▶ REQUIREMENTS: Reproduce all of the material word for word.

▶ DATA ROWS:
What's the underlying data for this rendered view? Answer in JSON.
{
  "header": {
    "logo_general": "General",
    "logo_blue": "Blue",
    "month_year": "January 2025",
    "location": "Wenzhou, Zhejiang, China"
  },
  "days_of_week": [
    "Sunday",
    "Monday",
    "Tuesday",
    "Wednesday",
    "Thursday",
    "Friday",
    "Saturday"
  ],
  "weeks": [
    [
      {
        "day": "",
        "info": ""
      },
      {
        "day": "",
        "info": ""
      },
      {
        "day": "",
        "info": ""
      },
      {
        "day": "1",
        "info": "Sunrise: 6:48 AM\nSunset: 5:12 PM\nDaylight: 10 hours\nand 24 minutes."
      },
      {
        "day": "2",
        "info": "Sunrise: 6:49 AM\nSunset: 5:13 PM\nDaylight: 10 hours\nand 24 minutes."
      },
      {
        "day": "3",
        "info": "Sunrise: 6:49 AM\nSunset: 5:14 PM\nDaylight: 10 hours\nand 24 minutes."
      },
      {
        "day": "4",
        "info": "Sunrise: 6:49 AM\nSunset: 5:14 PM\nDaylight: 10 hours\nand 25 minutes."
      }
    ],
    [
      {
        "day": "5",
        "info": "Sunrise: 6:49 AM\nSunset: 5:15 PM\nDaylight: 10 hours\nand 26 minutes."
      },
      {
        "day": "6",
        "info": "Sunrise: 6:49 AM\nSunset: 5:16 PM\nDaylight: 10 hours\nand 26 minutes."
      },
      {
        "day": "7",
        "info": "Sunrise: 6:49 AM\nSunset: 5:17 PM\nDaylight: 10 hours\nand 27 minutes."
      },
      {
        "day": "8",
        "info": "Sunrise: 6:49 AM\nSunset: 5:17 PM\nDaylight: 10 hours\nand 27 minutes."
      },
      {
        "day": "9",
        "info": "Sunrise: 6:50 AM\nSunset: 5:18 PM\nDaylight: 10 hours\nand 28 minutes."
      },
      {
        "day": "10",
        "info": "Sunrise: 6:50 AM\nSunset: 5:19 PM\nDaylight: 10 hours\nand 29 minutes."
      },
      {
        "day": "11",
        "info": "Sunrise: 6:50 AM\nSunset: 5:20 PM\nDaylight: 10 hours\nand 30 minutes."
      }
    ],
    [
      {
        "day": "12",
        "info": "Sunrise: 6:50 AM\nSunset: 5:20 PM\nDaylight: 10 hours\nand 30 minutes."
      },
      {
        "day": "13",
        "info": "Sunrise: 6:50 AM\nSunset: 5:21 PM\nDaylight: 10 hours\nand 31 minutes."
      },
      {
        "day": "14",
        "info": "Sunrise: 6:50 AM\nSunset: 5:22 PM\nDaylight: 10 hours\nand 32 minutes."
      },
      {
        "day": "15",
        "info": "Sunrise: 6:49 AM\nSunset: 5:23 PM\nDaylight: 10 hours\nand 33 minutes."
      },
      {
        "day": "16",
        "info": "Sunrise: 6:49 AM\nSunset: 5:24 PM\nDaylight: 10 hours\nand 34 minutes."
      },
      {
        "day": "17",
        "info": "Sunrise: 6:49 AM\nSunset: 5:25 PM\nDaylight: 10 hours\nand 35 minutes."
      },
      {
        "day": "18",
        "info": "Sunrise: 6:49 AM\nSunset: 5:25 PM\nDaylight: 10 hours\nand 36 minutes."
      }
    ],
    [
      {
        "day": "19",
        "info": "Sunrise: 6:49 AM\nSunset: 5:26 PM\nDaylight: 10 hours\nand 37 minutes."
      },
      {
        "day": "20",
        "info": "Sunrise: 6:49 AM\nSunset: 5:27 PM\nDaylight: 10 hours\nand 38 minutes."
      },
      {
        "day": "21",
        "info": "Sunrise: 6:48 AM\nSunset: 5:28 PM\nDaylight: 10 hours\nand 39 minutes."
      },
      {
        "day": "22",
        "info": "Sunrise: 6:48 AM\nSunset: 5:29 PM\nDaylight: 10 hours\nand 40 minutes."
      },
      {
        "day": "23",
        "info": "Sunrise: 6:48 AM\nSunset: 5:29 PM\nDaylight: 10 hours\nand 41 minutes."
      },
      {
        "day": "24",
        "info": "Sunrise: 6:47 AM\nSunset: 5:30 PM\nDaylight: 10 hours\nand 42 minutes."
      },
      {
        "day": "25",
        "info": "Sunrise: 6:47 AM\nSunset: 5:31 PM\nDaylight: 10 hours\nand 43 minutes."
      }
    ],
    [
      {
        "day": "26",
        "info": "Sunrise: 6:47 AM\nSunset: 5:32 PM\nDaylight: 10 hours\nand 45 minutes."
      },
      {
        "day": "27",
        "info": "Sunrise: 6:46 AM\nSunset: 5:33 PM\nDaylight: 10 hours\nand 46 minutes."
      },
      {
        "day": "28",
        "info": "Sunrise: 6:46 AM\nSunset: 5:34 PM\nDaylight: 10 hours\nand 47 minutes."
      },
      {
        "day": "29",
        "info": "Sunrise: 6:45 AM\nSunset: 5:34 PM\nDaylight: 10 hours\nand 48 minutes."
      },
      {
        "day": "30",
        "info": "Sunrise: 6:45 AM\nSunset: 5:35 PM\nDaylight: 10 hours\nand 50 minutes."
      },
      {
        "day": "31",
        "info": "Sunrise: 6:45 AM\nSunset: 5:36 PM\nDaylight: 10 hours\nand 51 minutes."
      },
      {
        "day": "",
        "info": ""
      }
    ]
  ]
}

▶ THE RESPONSE:
What's the underlying data for this rendered view? Answer in JSON.
{
  "header": {
    "logo_general": "General",
    "logo_blue": "Blue",
    "month_year": "January 2025",
    "location": "Wenzhou, Zhejiang, China"
  },
  "days_of_week": [
    "Sunday",
    "Monday",
    "Tuesday",
    "Wednesday",
    "Thursday",
    "Friday",
    "Saturday"
  ],
  "weeks": [
    [
      {
        "day": "",
        "info": ""
      },
      {
        "day": "",
        "info": ""
      },
      {
        "day": "",
        "info": ""
      },
      {
        "day": "1",
        "info": "Sunrise: 6:48 AM\nSunset: 5:12 PM\nDaylight: 10 hours\nand 24 minutes."
      },
      {
        "day": "2",
        "info": "Sunrise: 6:49 AM\nSunset: 5:13 PM\nDaylight: 10 hours\nand 24 minutes."
      },
      {
        "day": "3",
        "info": "Sunrise: 6:49 AM\nSunset: 5:14 PM\nDaylight: 10 hours\nand 24 minutes."
      },
      {
        "day": "4",
        "info": "Sunrise: 6:49 AM\nSunset: 5:14 PM\nDaylight: 10 hours\nand 25 minutes."
      }
    ],
    [
      {
        "day": "5",
        "info": "Sunrise: 6:49 AM\nSunset: 5:15 PM\nDaylight: 10 hours\nand 26 minutes."
      },
      {
        "day": "6",
        "info": "Sunrise: 6:49 AM\nSunset: 5:16 PM\nDaylight: 10 hours\nand 26 minutes."
      },
      {
        "day": "7",
        "info": "Sunrise: 6:49 AM\nSunset: 5:17 PM\nDaylight: 10 hours\nand 27 minutes."
      },
      {
        "day": "8",
        "info": "Sunrise: 6:49 AM\nSunset: 5:17 PM\nDaylight: 10 hours\nand 27 minutes."
      },
      {
        "day": "9",
        "info": "Sunrise: 6:50 AM\nSunset: 5:18 PM\nDaylight: 10 hours\nand 28 minutes."
      },
      {
        "day": "10",
        "info": "Sunrise: 6:50 AM\nSunset: 5:19 PM\nDaylight: 10 hours\nand 29 minutes."
      },
      {
        "day": "11",
        "info": "Sunrise: 6:50 AM\nSunset: 5:20 PM\nDaylight: 10 hours\nand 30 minutes."
      }
    ],
    [
      {
        "day": "12",
        "info": "Sunrise: 6:50 AM\nSunset: 5:20 PM\nDaylight: 10 hours\nand 30 minutes."
      },
      {
        "day": "13",
        "info": "Sunrise: 6:50 AM\nSunset: 5:21 PM\nDaylight: 10 hours\nand 31 minutes."
      },
      {
        "day": "14",
        "info": "Sunrise: 6:50 AM\nSunset: 5:22 PM\nDaylight: 10 hours\nand 32 minutes."
      },
      {
        "day": "15",
        "info": "Sunrise: 6:49 AM\nSunset: 5:23 PM\nDaylight: 10 hours\nand 33 minutes."
      },
      {
        "day": "16",
        "info": "Sunrise: 6:49 AM\nSunset: 5:24 PM\nDaylight: 10 hours\nand 34 minutes."
      },
      {
        "day": "17",
        "info": "Sunrise: 6:49 AM\nSunset: 5:25 PM\nDaylight: 10 hours\nand 35 minutes."
      },
      {
        "day": "18",
        "info": "Sunrise: 6:49 AM\nSunset: 5:25 PM\nDaylight: 10 hours\nand 36 minutes."
      }
    ],
    [
      {
        "day": "19",
        "info": "Sunrise: 6:49 AM\nSunset: 5:26 PM\nDaylight: 10 hours\nand 37 minutes."
      },
      {
        "day": "20",
        "info": "Sunrise: 6:49 AM\nSunset: 5:27 PM\nDaylight: 10 hours\nand 38 minutes."
      },
      {
        "day": "21",
        "info": "Sunrise: 6:48 AM\nSunset: 5:28 PM\nDaylight: 10 hours\nand 39 minutes."
      },
      {
        "day": "22",
        "info": "Sunrise: 6:48 AM\nSunset: 5:29 PM\nDaylight: 10 hours\nand 40 minutes."
      },
      {
        "day": "23",
        "info": "Sunrise: 6:48 AM\nSunset: 5:29 PM\nDaylight: 10 hours\nand 41 minutes."
      },
      {
        "day": "24",
        "info": "Sunrise: 6:47 AM\nSunset: 5:30 PM\nDaylight: 10 hours\nand 42 minutes."
      },
      {
        "day": "25",
        "info": "Sunrise: 6:47 AM\nSunset: 5:31 PM\nDaylight: 10 hours\nand 43 minutes."
      }
    ],
    [
      {
        "day": "26",
        "info": "Sunrise: 6:47 AM\nSunset: 5:32 PM\nDaylight: 10 hours\nand 45 minutes."
      },
      {
        "day": "27",
        "info": "Sunrise: 6:46 AM\nSunset: 5:33 PM\nDaylight: 10 hours\nand 46 minutes."
      },
      {
        "day": "28",
        "info": "Sunrise: 6:46 AM\nSunset: 5:34 PM\nDaylight: 10 hours\nand 47 minutes."
      },
      {
        "day": "29",
        "info": "Sunrise: 6:45 AM\nSunset: 5:34 PM\nDaylight: 10 hours\nand 48 minutes."
      },
      {
        "day": "30",
        "info": "Sunrise: 6:45 AM\nSunset: 5:35 PM\nDaylight: 10 hours\nand 50 minutes."
      },
      {
        "day": "31",
        "info": "Sunrise: 6:45 AM\nSunset: 5:36 PM\nDaylight: 10 hours\nand 51 minutes."
      },
      {
        "day": "",
        "info": ""
      }
    ]
  ]
}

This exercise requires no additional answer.